> [Work to complete]:
An exact copy of the records is required, minus the pictures they hold.

-- Start of Extracted information --

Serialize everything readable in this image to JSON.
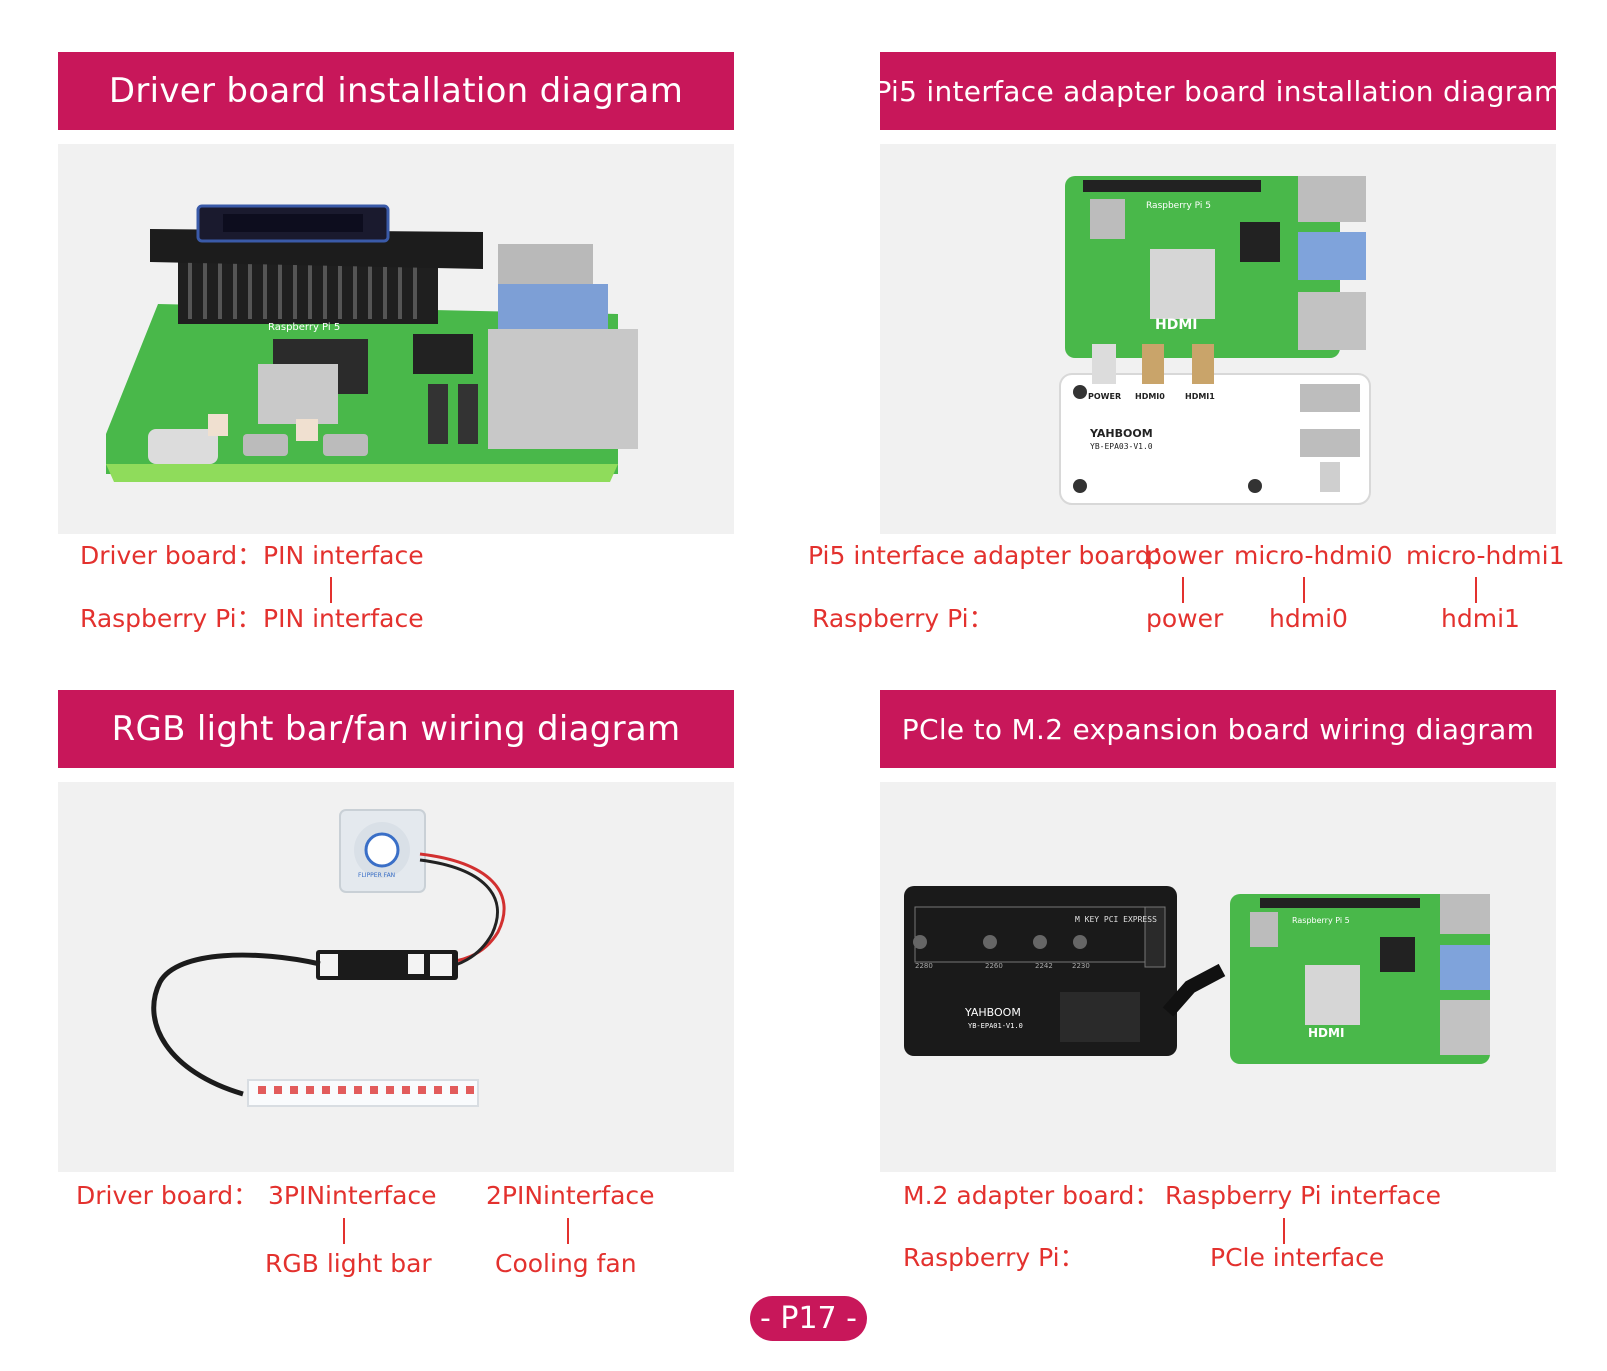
{
  "panels": {
    "driver": {
      "title": "Driver board installation diagram",
      "labels": {
        "row1_left": "Driver board：",
        "row1_a": "PIN interface",
        "row2_left": "Raspberry Pi：",
        "row2_a": "PIN interface"
      },
      "photo": {
        "oled_text": "",
        "board_text": "Raspberry Pi 5"
      }
    },
    "pi5_adapter": {
      "title": "Pi5 interface adapter board installation diagram",
      "labels": {
        "row1_left": "Pi5 interface adapter board：",
        "row1_a": "power",
        "row1_b": "micro-hdmi0",
        "row1_c": "micro-hdmi1",
        "row2_left": "Raspberry Pi：",
        "row2_a": "power",
        "row2_b": "hdmi0",
        "row2_c": "hdmi1"
      },
      "photo": {
        "board_text": "Raspberry Pi 5",
        "hdmi_text": "HDMI",
        "brand_text": "YAHBOOM",
        "model_text": "YB-EPA03-V1.0",
        "port_power": "POWER",
        "port_hdmi0": "HDMI0",
        "port_hdmi1": "HDMI1",
        "side_hdmi": "HDMI",
        "side_power": "POWER"
      }
    },
    "rgb_fan": {
      "title": "RGB light bar/fan wiring diagram",
      "labels": {
        "row1_left": "Driver board：",
        "row1_a": "3PINinterface",
        "row1_b": "2PINinterface",
        "row2_a": "RGB light bar",
        "row2_b": "Cooling fan"
      },
      "photo": {
        "fan_text": "FLIPPER FAN"
      }
    },
    "pcie_m2": {
      "title": "PCle to M.2 expansion board wiring diagram",
      "labels": {
        "row1_left": "M.2 adapter board：",
        "row1_a": "Raspberry Pi interface",
        "row2_left": "Raspberry Pi：",
        "row2_a": "PCle interface"
      },
      "photo": {
        "mkey_text": "M KEY PCI EXPRESS",
        "sizes": [
          "2280",
          "2260",
          "2242",
          "2230"
        ],
        "brand_text": "YAHBOOM",
        "model_text": "YB-EPA01-V1.0",
        "board_text": "Raspberry Pi 5",
        "hdmi_text": "HDMI"
      }
    }
  },
  "page_number": "- P17 -",
  "colors": {
    "banner": "#c8175a",
    "label_text": "#e3312e",
    "pcb_green": "#49b84a",
    "photo_bg": "#f1f1f1"
  }
}
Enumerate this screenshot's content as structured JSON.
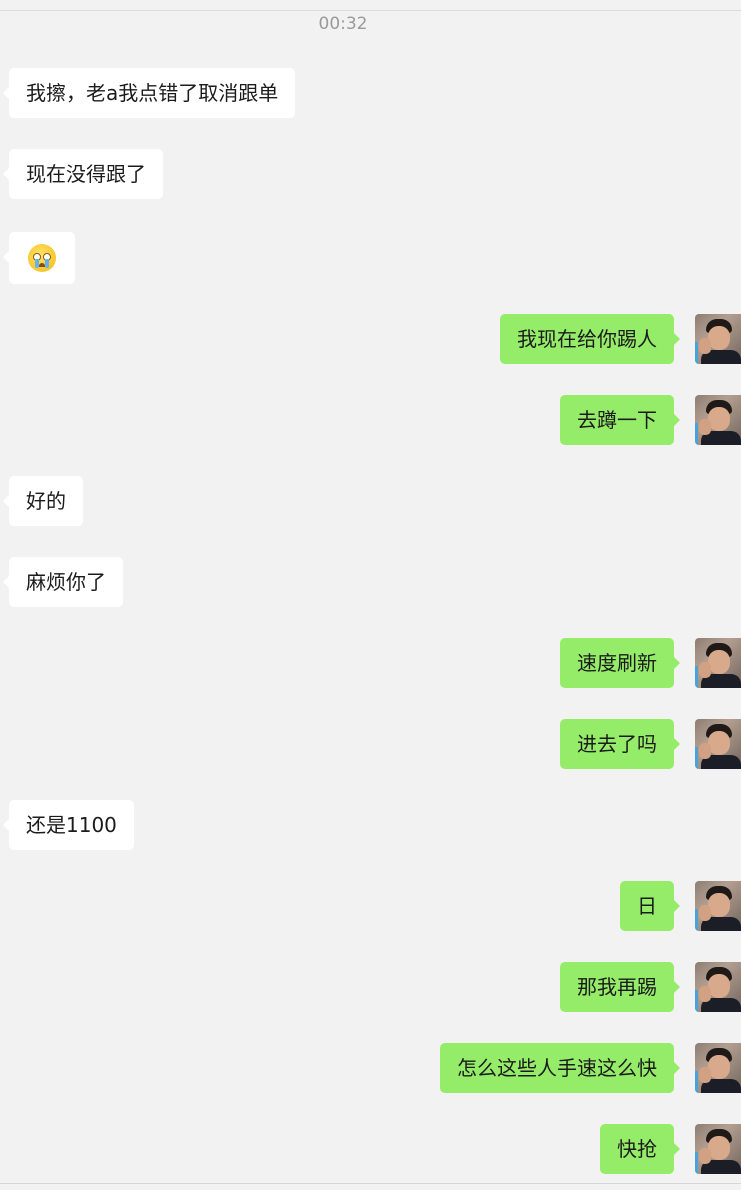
{
  "chat": {
    "timestamp": "00:32",
    "messages": [
      {
        "side": "in",
        "text": "我擦，老a我点错了取消跟单"
      },
      {
        "side": "in",
        "text": "现在没得跟了"
      },
      {
        "side": "in",
        "emoji": "crying-face-emoji"
      },
      {
        "side": "out",
        "text": "我现在给你踢人"
      },
      {
        "side": "out",
        "text": "去蹲一下"
      },
      {
        "side": "in",
        "text": "好的"
      },
      {
        "side": "in",
        "text": "麻烦你了"
      },
      {
        "side": "out",
        "text": "速度刷新"
      },
      {
        "side": "out",
        "text": "进去了吗"
      },
      {
        "side": "in",
        "text": "还是1100"
      },
      {
        "side": "out",
        "text": "日"
      },
      {
        "side": "out",
        "text": "那我再踢"
      },
      {
        "side": "out",
        "text": "怎么这些人手速这么快"
      },
      {
        "side": "out",
        "text": "快抢"
      }
    ]
  },
  "colors": {
    "background": "#f2f2f2",
    "incoming_bubble": "#ffffff",
    "outgoing_bubble": "#95ec69",
    "timestamp_text": "#9a9a9a"
  }
}
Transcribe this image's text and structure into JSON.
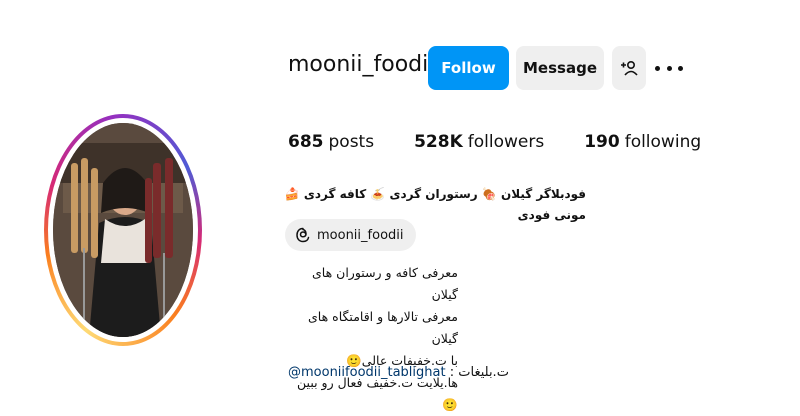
{
  "profile": {
    "username": "moonii_foodii",
    "follow_label": "Follow",
    "message_label": "Message"
  },
  "stats": {
    "posts_count": "685",
    "posts_label": "posts",
    "followers_count": "528K",
    "followers_label": "followers",
    "following_count": "190",
    "following_label": "following"
  },
  "bio": {
    "headline_line1": "فودبلاگر گیلان 🍖 رستوران گردی 🍝 کافه گردی 🍰 مونی فودی",
    "threads_handle": "moonii_foodii",
    "lines": [
      "معرفی کافه و رستوران های گیلان",
      "معرفی تالارها و اقامتگاه های گیلان",
      "با ت.خفیفات عالی🙂",
      "ها.یلایت ت.خفیف فعال رو ببین🙂"
    ],
    "ads_prefix": "ت.بلیغات :",
    "ads_link": "@mooniifoodii_tablighat"
  },
  "colors": {
    "follow_button": "#0095f6",
    "secondary_button": "#efefef",
    "link": "#00376b",
    "ring_gradient": [
      "#feda75",
      "#fa7e1e",
      "#d62976",
      "#962fbf",
      "#4f5bd5"
    ]
  },
  "icons": {
    "suggest": "add-person-icon",
    "more": "more-options-icon",
    "threads": "threads-icon"
  }
}
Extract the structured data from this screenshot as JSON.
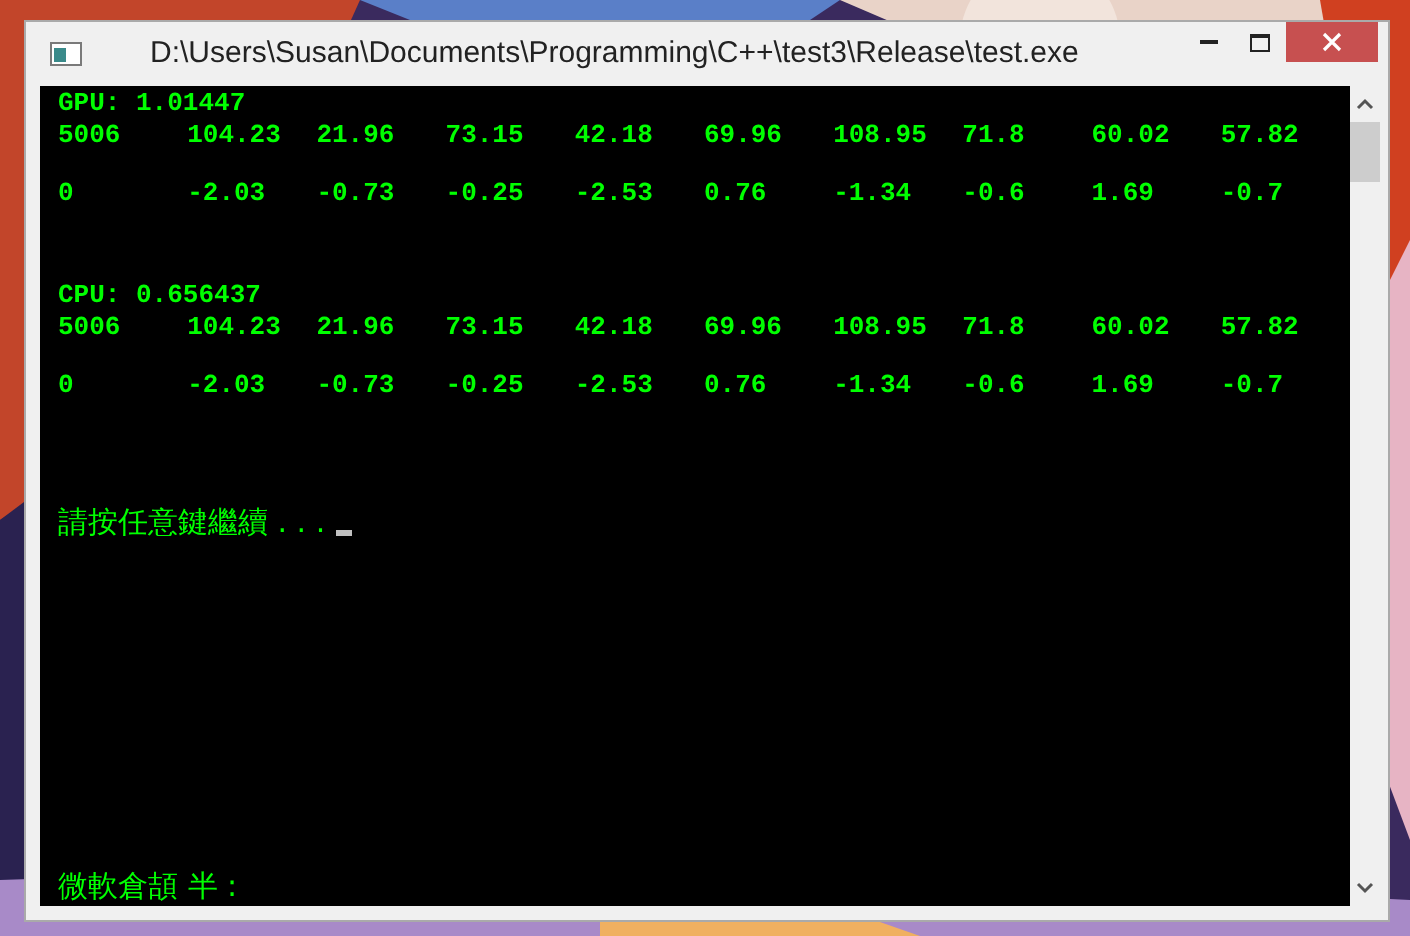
{
  "window": {
    "title": "D:\\Users\\Susan\\Documents\\Programming\\C++\\test3\\Release\\test.exe"
  },
  "console": {
    "sections": [
      {
        "label": "GPU: 1.01447",
        "rows": [
          [
            "5006",
            "104.23",
            "21.96",
            "73.15",
            "42.18",
            "69.96",
            "108.95",
            "71.8",
            "60.02",
            "57.82"
          ],
          [
            "0",
            "-2.03",
            "-0.73",
            "-0.25",
            "-2.53",
            "0.76",
            "-1.34",
            "-0.6",
            "1.69",
            "-0.7"
          ]
        ]
      },
      {
        "label": "CPU: 0.656437",
        "rows": [
          [
            "5006",
            "104.23",
            "21.96",
            "73.15",
            "42.18",
            "69.96",
            "108.95",
            "71.8",
            "60.02",
            "57.82"
          ],
          [
            "0",
            "-2.03",
            "-0.73",
            "-0.25",
            "-2.53",
            "0.76",
            "-1.34",
            "-0.6",
            "1.69",
            "-0.7"
          ]
        ]
      }
    ],
    "prompt": "請按任意鍵繼續 . . .",
    "ime_status": "微軟倉頡 半 :"
  }
}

-- End of Extracted information --

> [Reply]:
Serialize everything readable in this image to JSON.
{
  "panels": {
    "driver": {
      "title": "Driver board installation diagram",
      "labels": {
        "row1_left": "Driver board：",
        "row1_a": "PIN interface",
        "row2_left": "Raspberry Pi：",
        "row2_a": "PIN interface"
      },
      "photo": {
        "oled_text": "",
        "board_text": "Raspberry Pi 5"
      }
    },
    "pi5_adapter": {
      "title": "Pi5 interface adapter board installation diagram",
      "labels": {
        "row1_left": "Pi5 interface adapter board：",
        "row1_a": "power",
        "row1_b": "micro-hdmi0",
        "row1_c": "micro-hdmi1",
        "row2_left": "Raspberry Pi：",
        "row2_a": "power",
        "row2_b": "hdmi0",
        "row2_c": "hdmi1"
      },
      "photo": {
        "board_text": "Raspberry Pi 5",
        "hdmi_text": "HDMI",
        "brand_text": "YAHBOOM",
        "model_text": "YB-EPA03-V1.0",
        "port_power": "POWER",
        "port_hdmi0": "HDMI0",
        "port_hdmi1": "HDMI1",
        "side_hdmi": "HDMI",
        "side_power": "POWER"
      }
    },
    "rgb_fan": {
      "title": "RGB light bar/fan wiring diagram",
      "labels": {
        "row1_left": "Driver board：",
        "row1_a": "3PINinterface",
        "row1_b": "2PINinterface",
        "row2_a": "RGB light bar",
        "row2_b": "Cooling fan"
      },
      "photo": {
        "fan_text": "FLIPPER FAN"
      }
    },
    "pcie_m2": {
      "title": "PCle to M.2 expansion board wiring diagram",
      "labels": {
        "row1_left": "M.2 adapter board：",
        "row1_a": "Raspberry Pi interface",
        "row2_left": "Raspberry Pi：",
        "row2_a": "PCle interface"
      },
      "photo": {
        "mkey_text": "M KEY PCI EXPRESS",
        "sizes": [
          "2280",
          "2260",
          "2242",
          "2230"
        ],
        "brand_text": "YAHBOOM",
        "model_text": "YB-EPA01-V1.0",
        "board_text": "Raspberry Pi 5",
        "hdmi_text": "HDMI"
      }
    }
  },
  "page_number": "- P17 -",
  "colors": {
    "banner": "#c8175a",
    "label_text": "#e3312e",
    "pcb_green": "#49b84a",
    "photo_bg": "#f1f1f1"
  }
}
Enumerate this screenshot's content as structured JSON.
{
  "chat": {
    "timestamp": "00:32",
    "messages": [
      {
        "side": "in",
        "text": "我擦，老a我点错了取消跟单"
      },
      {
        "side": "in",
        "text": "现在没得跟了"
      },
      {
        "side": "in",
        "emoji": "crying-face-emoji"
      },
      {
        "side": "out",
        "text": "我现在给你踢人"
      },
      {
        "side": "out",
        "text": "去蹲一下"
      },
      {
        "side": "in",
        "text": "好的"
      },
      {
        "side": "in",
        "text": "麻烦你了"
      },
      {
        "side": "out",
        "text": "速度刷新"
      },
      {
        "side": "out",
        "text": "进去了吗"
      },
      {
        "side": "in",
        "text": "还是1100"
      },
      {
        "side": "out",
        "text": "日"
      },
      {
        "side": "out",
        "text": "那我再踢"
      },
      {
        "side": "out",
        "text": "怎么这些人手速这么快"
      },
      {
        "side": "out",
        "text": "快抢"
      }
    ]
  },
  "colors": {
    "background": "#f2f2f2",
    "incoming_bubble": "#ffffff",
    "outgoing_bubble": "#95ec69",
    "timestamp_text": "#9a9a9a"
  }
}
Transcribe this image's text and structure into JSON.
{
  "profile": {
    "username": "moonii_foodii",
    "follow_label": "Follow",
    "message_label": "Message"
  },
  "stats": {
    "posts_count": "685",
    "posts_label": "posts",
    "followers_count": "528K",
    "followers_label": "followers",
    "following_count": "190",
    "following_label": "following"
  },
  "bio": {
    "headline_line1": "فودبلاگر گیلان 🍖 رستوران گردی 🍝 کافه گردی 🍰 مونی فودی",
    "threads_handle": "moonii_foodii",
    "lines": [
      "معرفی کافه و رستوران های گیلان",
      "معرفی تالارها و اقامتگاه های گیلان",
      "با ت.خفیفات عالی🙂",
      "ها.یلایت ت.خفیف فعال رو ببین🙂"
    ],
    "ads_prefix": "ت.بلیغات :",
    "ads_link": "@mooniifoodii_tablighat"
  },
  "colors": {
    "follow_button": "#0095f6",
    "secondary_button": "#efefef",
    "link": "#00376b",
    "ring_gradient": [
      "#feda75",
      "#fa7e1e",
      "#d62976",
      "#962fbf",
      "#4f5bd5"
    ]
  },
  "icons": {
    "suggest": "add-person-icon",
    "more": "more-options-icon",
    "threads": "threads-icon"
  }
}
Extract the structured data from this screenshot as JSON.
{
  "window": {
    "title": "D:\\Users\\Susan\\Documents\\Programming\\C++\\test3\\Release\\test.exe"
  },
  "console": {
    "sections": [
      {
        "label": "GPU: 1.01447",
        "rows": [
          [
            "5006",
            "104.23",
            "21.96",
            "73.15",
            "42.18",
            "69.96",
            "108.95",
            "71.8",
            "60.02",
            "57.82"
          ],
          [
            "0",
            "-2.03",
            "-0.73",
            "-0.25",
            "-2.53",
            "0.76",
            "-1.34",
            "-0.6",
            "1.69",
            "-0.7"
          ]
        ]
      },
      {
        "label": "CPU: 0.656437",
        "rows": [
          [
            "5006",
            "104.23",
            "21.96",
            "73.15",
            "42.18",
            "69.96",
            "108.95",
            "71.8",
            "60.02",
            "57.82"
          ],
          [
            "0",
            "-2.03",
            "-0.73",
            "-0.25",
            "-2.53",
            "0.76",
            "-1.34",
            "-0.6",
            "1.69",
            "-0.7"
          ]
        ]
      }
    ],
    "prompt": "請按任意鍵繼續 . . .",
    "ime_status": "微軟倉頡 半 :"
  }
}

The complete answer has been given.